Description of the task:
In the material below, the lines containing the word "Earner" are required; copy each of them.

Data for this exercise:
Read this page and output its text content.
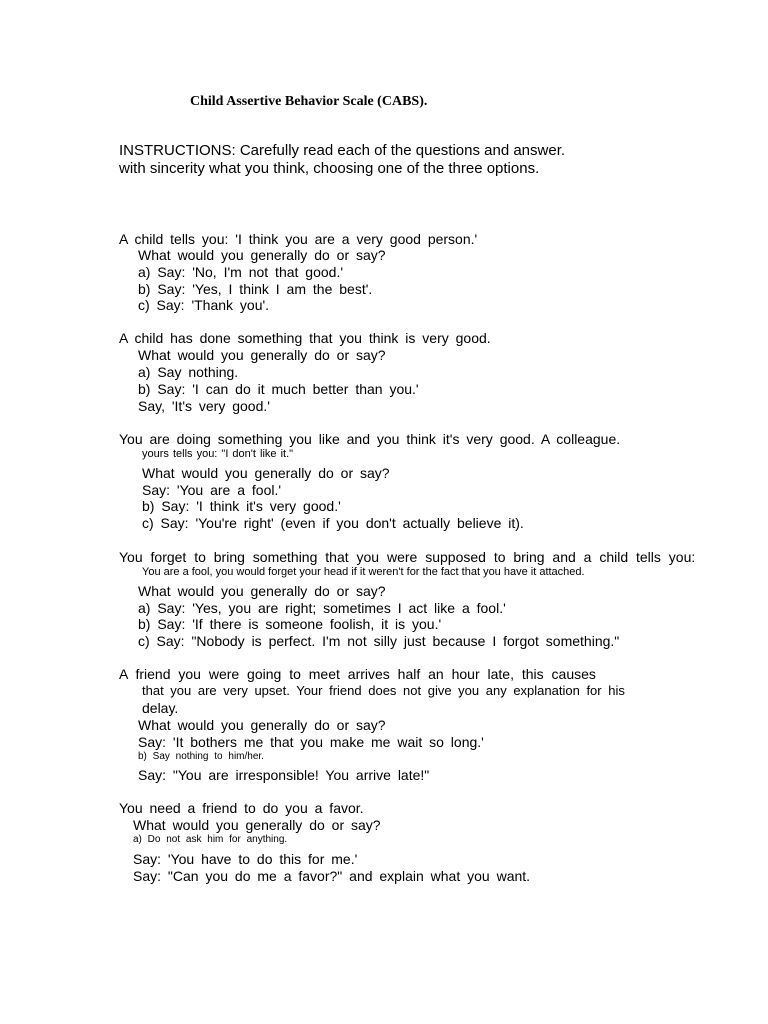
Child Assertive Behavior Scale (CABS).
INSTRUCTIONS: Carefully read each of the questions and answer.
with sincerity what you think, choosing one of the three options.
A child tells you: 'I think you are a very good person.'
What would you generally do or say?
a) Say: 'No, I'm not that good.'
b) Say: 'Yes, I think I am the best'.
c) Say: 'Thank you'.
A child has done something that you think is very good.
What would you generally do or say?
a) Say nothing.
b) Say: 'I can do it much better than you.'
Say, 'It's very good.'
You are doing something you like and you think it's very good. A colleague.
yours tells you: "I don't like it."
What would you generally do or say?
Say: 'You are a fool.'
b) Say: 'I think it's very good.'
c) Say: 'You're right' (even if you don't actually believe it).
You forget to bring something that you were supposed to bring and a child tells you:
You are a fool, you would forget your head if it weren't for the fact that you have it attached.
What would you generally do or say?
a) Say: 'Yes, you are right; sometimes I act like a fool.'
b) Say: 'If there is someone foolish, it is you.'
c) Say: "Nobody is perfect. I'm not silly just because I forgot something."
A friend you were going to meet arrives half an hour late, this causes
that you are very upset. Your friend does not give you any explanation for his
delay.
What would you generally do or say?
Say: 'It bothers me that you make me wait so long.'
b) Say nothing to him/her.
Say: "You are irresponsible! You arrive late!"
You need a friend to do you a favor.
What would you generally do or say?
a) Do not ask him for anything.
Say: 'You have to do this for me.'
Say: "Can you do me a favor?" and explain what you want.
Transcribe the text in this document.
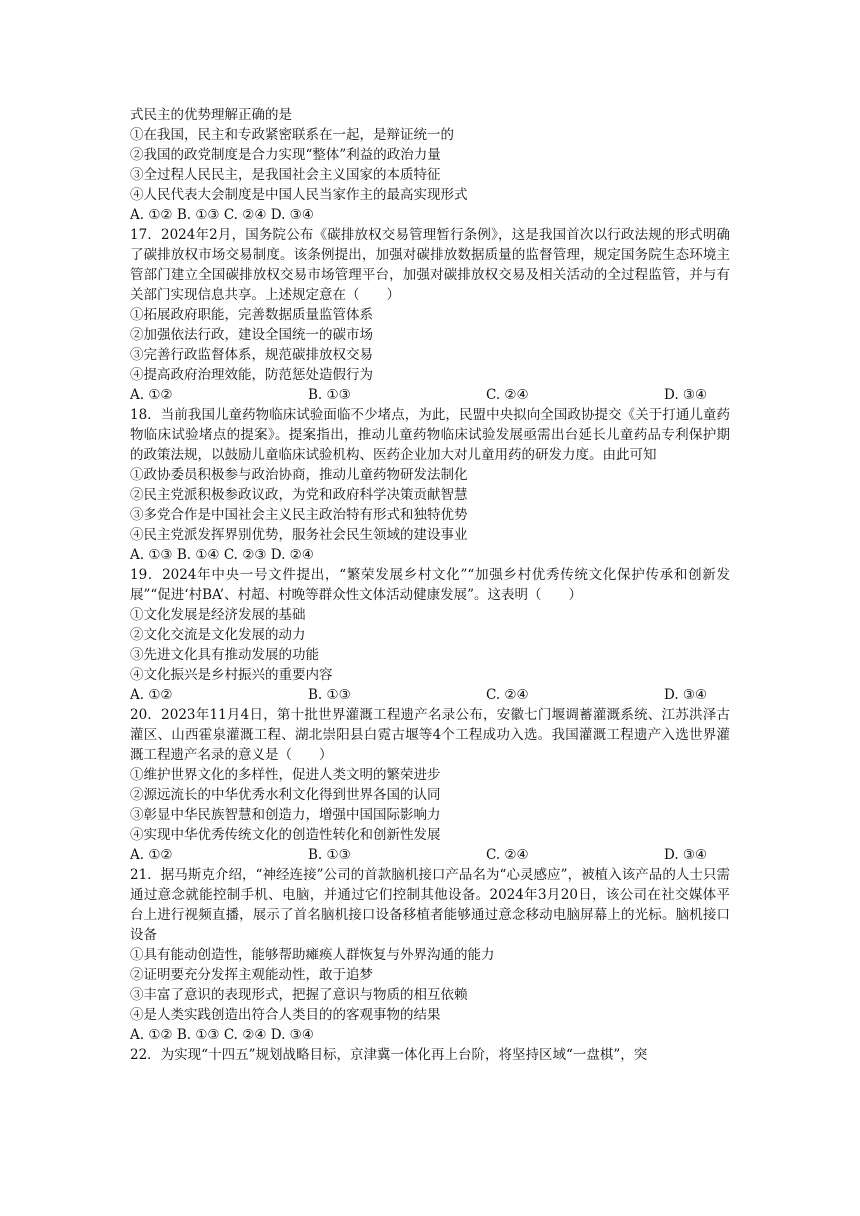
式民主的优势理解正确的是
①在我国，民主和专政紧密联系在一起，是辩证统一的
②我国的政党制度是合力实现“整体”利益的政治力量
③全过程人民民主，是我国社会主义国家的本质特征
④人民代表大会制度是中国人民当家作主的最高实现形式
A. ①② B. ①③ C. ②④ D. ③④
17．2024年2月，国务院公布《碳排放权交易管理暂行条例》，这是我国首次以行政法规的形式明确了碳排放权市场交易制度。该条例提出，加强对碳排放数据质量的监督管理，规定国务院生态环境主管部门建立全国碳排放权交易市场管理平台，加强对碳排放权交易及相关活动的全过程监管，并与有关部门实现信息共享。上述规定意在（　　）
①拓展政府职能，完善数据质量监管体系
②加强依法行政，建设全国统一的碳市场
③完善行政监督体系，规范碳排放权交易
④提高政府治理效能，防范惩处造假行为
A. ①②	B. ①③	C. ②④	D. ③④
18．当前我国儿童药物临床试验面临不少堵点，为此，民盟中央拟向全国政协提交《关于打通儿童药物临床试验堵点的提案》。提案指出，推动儿童药物临床试验发展亟需出台延长儿童药品专利保护期的政策法规，以鼓励儿童临床试验机构、医药企业加大对儿童用药的研发力度。由此可知
①政协委员积极参与政治协商，推动儿童药物研发法制化
②民主党派积极参政议政，为党和政府科学决策贡献智慧
③多党合作是中国社会主义民主政治特有形式和独特优势
④民主党派发挥界别优势，服务社会民生领域的建设事业
A. ①③ B. ①④ C. ②③ D. ②④
19．2024年中央一号文件提出，“繁荣发展乡村文化”“加强乡村优秀传统文化保护传承和创新发展”“促进‘村BA’、村超、村晚等群众性文体活动健康发展”。这表明（　　）
①文化发展是经济发展的基础
②文化交流是文化发展的动力
③先进文化具有推动发展的功能
④文化振兴是乡村振兴的重要内容
A. ①②	B. ①③	C. ②④	D. ③④
20．2023年11月4日，第十批世界灌溉工程遗产名录公布，安徽七门堰调蓄灌溉系统、江苏洪泽古灌区、山西霍泉灌溉工程、湖北崇阳县白霓古堰等4个工程成功入选。我国灌溉工程遗产入选世界灌溉工程遗产名录的意义是（　　）
①维护世界文化的多样性，促进人类文明的繁荣进步
②源远流长的中华优秀水利文化得到世界各国的认同
③彰显中华民族智慧和创造力，增强中国国际影响力
④实现中华优秀传统文化的创造性转化和创新性发展
A. ①②	B. ①③	C. ②④	D. ③④
21．据马斯克介绍，“神经连接”公司的首款脑机接口产品名为“心灵感应”，被植入该产品的人士只需通过意念就能控制手机、电脑，并通过它们控制其他设备。2024年3月20日，该公司在社交媒体平台上进行视频直播，展示了首名脑机接口设备移植者能够通过意念移动电脑屏幕上的光标。脑机接口设备
①具有能动创造性，能够帮助瘫痪人群恢复与外界沟通的能力
②证明要充分发挥主观能动性，敢于追梦
③丰富了意识的表现形式，把握了意识与物质的相互依赖
④是人类实践创造出符合人类目的的客观事物的结果
A. ①② B. ①③ C. ②④ D. ③④
22．为实现“十四五”规划战略目标，京津冀一体化再上台阶，将坚持区域“一盘棋”，突
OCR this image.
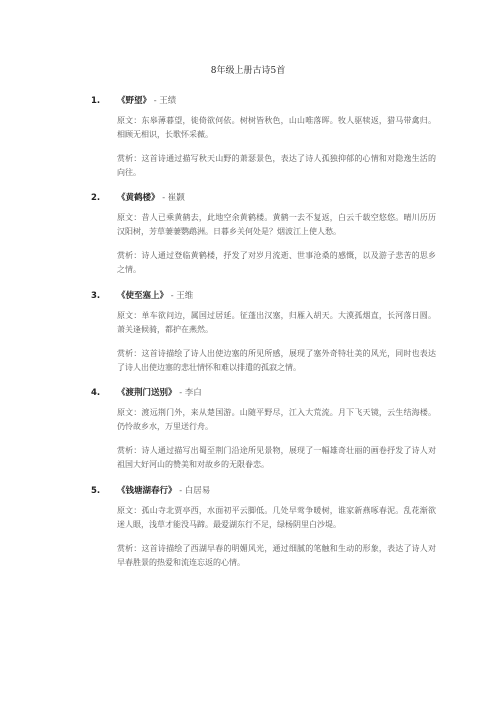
8年级上册古诗5首
1. 《野望》 - 王绩
原文：东皋薄暮望，徙倚欲何依。树树皆秋色，山山唯落晖。牧人驱犊返，猎马带禽归。相顾无相识，长歌怀采薇。
赏析：这首诗通过描写秋天山野的萧瑟景色，表达了诗人孤独抑郁的心情和对隐逸生活的向往。
2. 《黄鹤楼》 - 崔颢
原文：昔人已乘黄鹤去，此地空余黄鹤楼。黄鹤一去不复返，白云千载空悠悠。晴川历历汉阳树，芳草萋萋鹦鹉洲。日暮乡关何处是？烟波江上使人愁。
赏析：诗人通过登临黄鹤楼，抒发了对岁月流逝、世事沧桑的感慨，以及游子悲苦的思乡之情。
3. 《使至塞上》 - 王维
原文：单车欲问边，属国过居延。征蓬出汉塞，归雁入胡天。大漠孤烟直，长河落日圆。萧关逢候骑，都护在燕然。
赏析：这首诗描绘了诗人出使边塞的所见所感，展现了塞外奇特壮美的风光，同时也表达了诗人出使边塞的悲壮情怀和难以排遣的孤寂之情。
4. 《渡荆门送别》 - 李白
原文：渡远荆门外，来从楚国游。山随平野尽，江入大荒流。月下飞天镜，云生结海楼。仍怜故乡水，万里送行舟。
赏析：诗人通过描写出蜀至荆门沿途所见景物，展现了一幅雄奇壮丽的画卷抒发了诗人对祖国大好河山的赞美和对故乡的无限眷恋。
5. 《钱塘湖春行》 - 白居易
原文：孤山寺北贾亭西，水面初平云脚低。几处早莺争暖树，谁家新燕啄春泥。乱花渐欲迷人眼，浅草才能没马蹄。最爱湖东行不足，绿杨阴里白沙堤。
赏析：这首诗描绘了西湖早春的明媚风光，通过细腻的笔触和生动的形象，表达了诗人对早春胜景的热爱和流连忘返的心情。
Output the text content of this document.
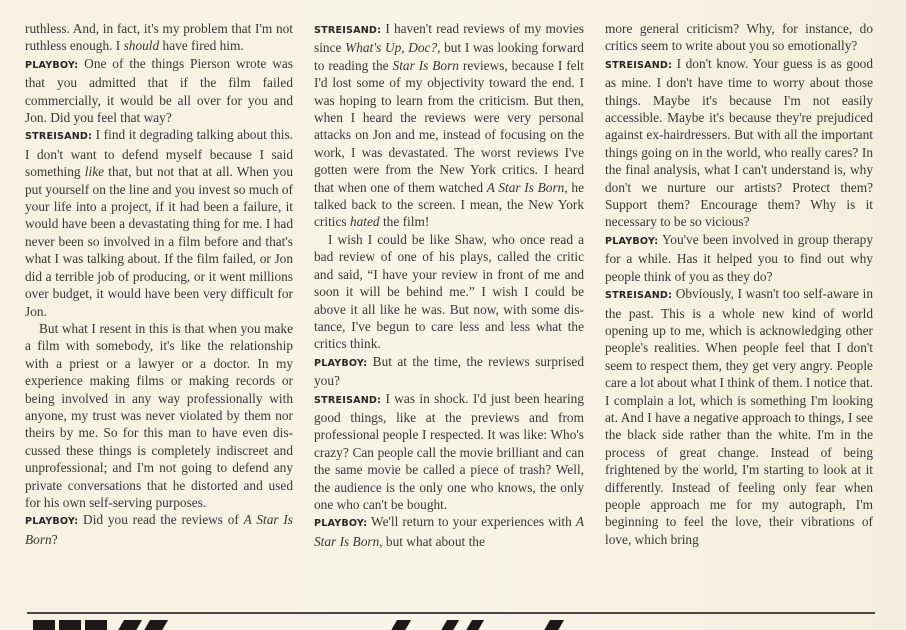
ruthless. And, in fact, it's my problem that I'm not ruthless enough. I should have fired him.

PLAYBOY: One of the things Pierson wrote was that you admitted that if the film failed commercially, it would be all over for you and Jon. Did you feel that way?

STREISAND: I find it degrading talking about this. I don't want to defend myself because I said something like that, but not that at all. When you put yourself on the line and you invest so much of your life into a project, if it had been a failure, it would have been a devastating thing for me. I had never been so involved in a film before and that's what I was talking about. If the film failed, or Jon did a terrible job of producing, or it went millions over budget, it would have been very difficult for Jon.

But what I resent in this is that when you make a film with somebody, it's like the relationship with a priest or a lawyer or a doctor. In my experience making films or making records or being involved in any way professionally with anyone, my trust was never violated by them nor theirs by me. So for this man to have even discussed these things is completely indiscreet and unprofessional; and I'm not going to defend any private conversations that he distorted and used for his own self-serving purposes.

PLAYBOY: Did you read the reviews of A Star Is Born?

STREISAND: I haven't read reviews of my movies since What's Up, Doc?, but I was looking forward to reading the Star Is Born reviews, because I felt I'd lost some of my objectivity toward the end. I was hoping to learn from the criticism. But then, when I heard the reviews were very personal attacks on Jon and me, instead of focusing on the work, I was devastated. The worst reviews I've gotten were from the New York critics. I heard that when one of them watched A Star Is Born, he talked back to the screen. I mean, the New York critics hated the film!

I wish I could be like Shaw, who once read a bad review of one of his plays, called the critic and said, “I have your review in front of me and soon it will be behind me.” I wish I could be above it all like he was. But now, with some distance, I've begun to care less and less what the critics think.

PLAYBOY: But at the time, the reviews surprised you?

STREISAND: I was in shock. I'd just been hearing good things, like at the previews and from professional people I respected. It was like: Who's crazy? Can people call the movie brilliant and can the same movie be called a piece of trash? Well, the audience is the only one who knows, the only one who can't be bought.

PLAYBOY: We'll return to your experiences with A Star Is Born, but what about the

more general criticism? Why, for instance, do critics seem to write about you so emotionally?

STREISAND: I don't know. Your guess is as good as mine. I don't have time to worry about those things. Maybe it's because I'm not easily accessible. Maybe it's because they're prejudiced against ex-hairdressers. But with all the important things going on in the world, who really cares? In the final analysis, what I can't understand is, why don't we nurture our artists? Protect them? Support them? Encourage them? Why is it necessary to be so vicious?

PLAYBOY: You've been involved in group therapy for a while. Has it helped you to find out why people think of you as they do?

STREISAND: Obviously, I wasn't too self-aware in the past. This is a whole new kind of world opening up to me, which is acknowledging other people's realities. When people feel that I don't seem to respect them, they get very angry. People care a lot about what I think of them. I notice that. I complain a lot, which is something I'm looking at. And I have a negative approach to things, I see the black side rather than the white. I'm in the process of great change. Instead of being frightened by the world, I'm starting to look at it differently. Instead of feeling only fear when people approach me for my autograph, I'm beginning to feel the love, their vibrations of love, which bring
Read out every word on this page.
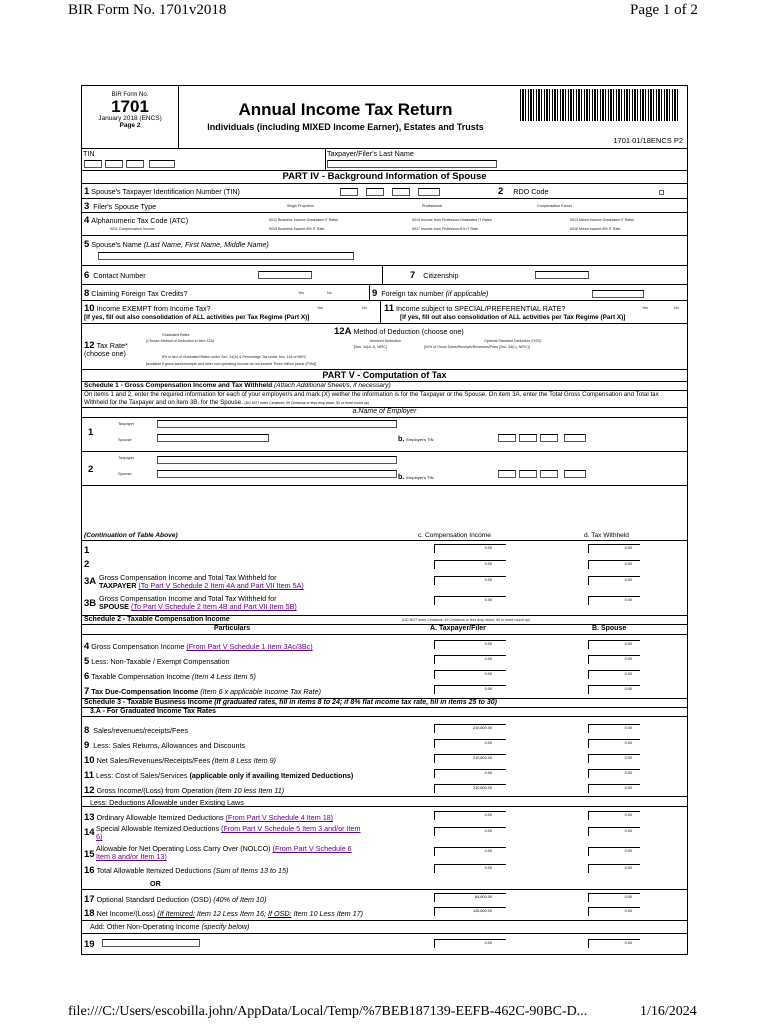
BIR Form No. 1701v2018	Page 1 of 2
BIR Form No.
1701
January 2018 (ENCS)
Page 2
Annual Income Tax Return
Individuals (including MIXED Income Earner), Estates and Trusts
1701 01/18ENCS P2
TIN	Taxpayer/Filer's Last Name
PART IV - Background Information of Spouse
1 Spouse's Taxpayer Identification Number (TIN)	2 RDO Code
3 Filer's Spouse Type	Single Proprietor	Professional	Compensation Earner
4 Alphanumeric Tax Code (ATC)
II011 Compensation Income
II012 Business Income-Graduated IT Rates
II015 Business Income-8% IT Rate
II014 Income from Profession-Graduated IT Rates
II017 Income from Profession-8% IT Rate
II013 Mixed Income-Graduated IT Rates
II016 Mixed Income-8% IT Rate
5 Spouse's Name (Last Name, First Name, Middle Name)
6 Contact Number	7 Citizenship
8 Claiming Foreign Tax Credits?	Yes	No	9 Foreign tax number (if applicable)
10 Income EXEMPT from Income Tax?	Yes	No
[If yes, fill out also consolidation of ALL activities per Tax Regime (Part X)]
11 Income subject to SPECIAL/PREFERENTIAL RATE?	Yes	No
[If yes, fill out also consolidation of ALL activities per Tax Regime (Part X)]
12 Tax Rate*
(choose one)
Graduated Rates
(Choose Method of Deduction in Item 12A)
8% in lieu of Graduated Rates under Sec. 24(A) & Percentage Tax under Sec. 116 of NIRC
[available if gross sales/receipts and other non-operating income do not exceed Three million pesos (P3M)]
12A Method of Deduction (choose one)
Itemized Deduction
[Sec. 34(A-J), NIRC]
Optional Standard Deduction (OSD)
[40% of Gross Sales/Receipts/Revenues/Fees (Sec. 34(L), NIRC)]
PART V - Computation of Tax
Schedule 1 - Gross Compensation Income and Tax Withheld (Attach Additional Sheet/s, if necessary)
On items 1 and 2, enter the required information for each of your employer/s and mark (X) wether the information is for the Taxpayer or the Spouse. On item 3A, enter the Total Gross Compensation and Total tax Withheld for the Taxpayer and on item 3B, for the Spouse. (DO NOT enter Centavos; 49 Centavos or less drop down; 50 or more round up)
a.Name of Employer
1
Taxpayer
Spouse	b. Employer's TIN
2
Taxpayer
Spouse	b. Employer's TIN
(Continuation of Table Above)	c. Compensation Income	d. Tax Withheld
1	0.00	0.00
2	0.00	0.00
3A Gross Compensation Income and Total Tax Withheld for
TAXPAYER (To Part V Schedule 2 Item 4A and Part VII Item 5A)
0.00	0.00
3B Gross Compensation Income and Total Tax Withheld for
SPOUSE (To Part V Schedule 2 Item 4B and Part VII Item 5B)
0.00	0.00
Schedule 2 - Taxable Compensation Income	(DO NOT enter Centavos; 49 Centavos or less drop down; 50 or more round up)
Particulars	A. Taxpayer/Filer	B. Spouse
4 Gross Compensation Income (From Part V Schedule 1 Item 3Ac/3Bc)	0.00	0.00
5 Less: Non-Taxable / Exempt Compensation	0.00	0.00
6 Taxable Compensation Income (Item 4 Less Item 5)	0.00	0.00
7 Tax Due-Compensation Income (Item 6 x applicable Income Tax Rate)	0.00	0.00
Schedule 3 - Taxable Business Income (If graduated rates, fill in items 8 to 24; if 8% flat income tax rate, fill in items 25 to 30)
3.A - For Graduated Income Tax Rates
8 Sales/revenues/receipts/Fees	210,800.00	0.00
9 Less: Sales Returns, Allowances and Discounts	0.00	0.00
10 Net Sales/Revenues/Receipts/Fees (Item 8 Less Item 9)	210,800.00	0.00
11 Less: Cost of Sales/Services (applicable only if availing Itemized Deductions)	0.00	0.00
12 Gross Income/(Loss) from Operation (Item 10 less Item 11)	210,800.00	0.00
Less: Deductions Allowable under Existing Laws
13 Ordinary Allowable Itemized Deductions (From Part V Schedule 4 Item 18)	0.00	0.00
14 Special Allowable Itemized Deductions (From Part V Schedule 5 Item 3 and/or Item
6)
0.00	0.00
15
Allowable for Net Operating Loss Carry Over (NOLCO) (From Part V Schedule 6
Item 8 and/or Item 13)
0.00	0.00
16 Total Allowable Itemized Deductions (Sum of Items 13 to 15)	0.00	0.00
OR
17 Optional Standard Deduction (OSD) (40% of Item 10)	84,800.00	0.00
18 Net Income/(Loss) (If Itemized: Item 12 Less Item 16; If OSD: Item 10 Less Item 17)	126,800.00	0.00
Add: Other Non-Operating Income (specify below)
19	0.00	0.00
file:///C:/Users/escobilla.john/AppData/Local/Temp/%7BEB187139-EEFB-462C-90BC-D...	1/16/2024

Answer in full:
Individuals (including MIXED Income Earner), Estates and Trusts
3 Filer's Spouse Type	Single Proprietor	Professional	Compensation Earner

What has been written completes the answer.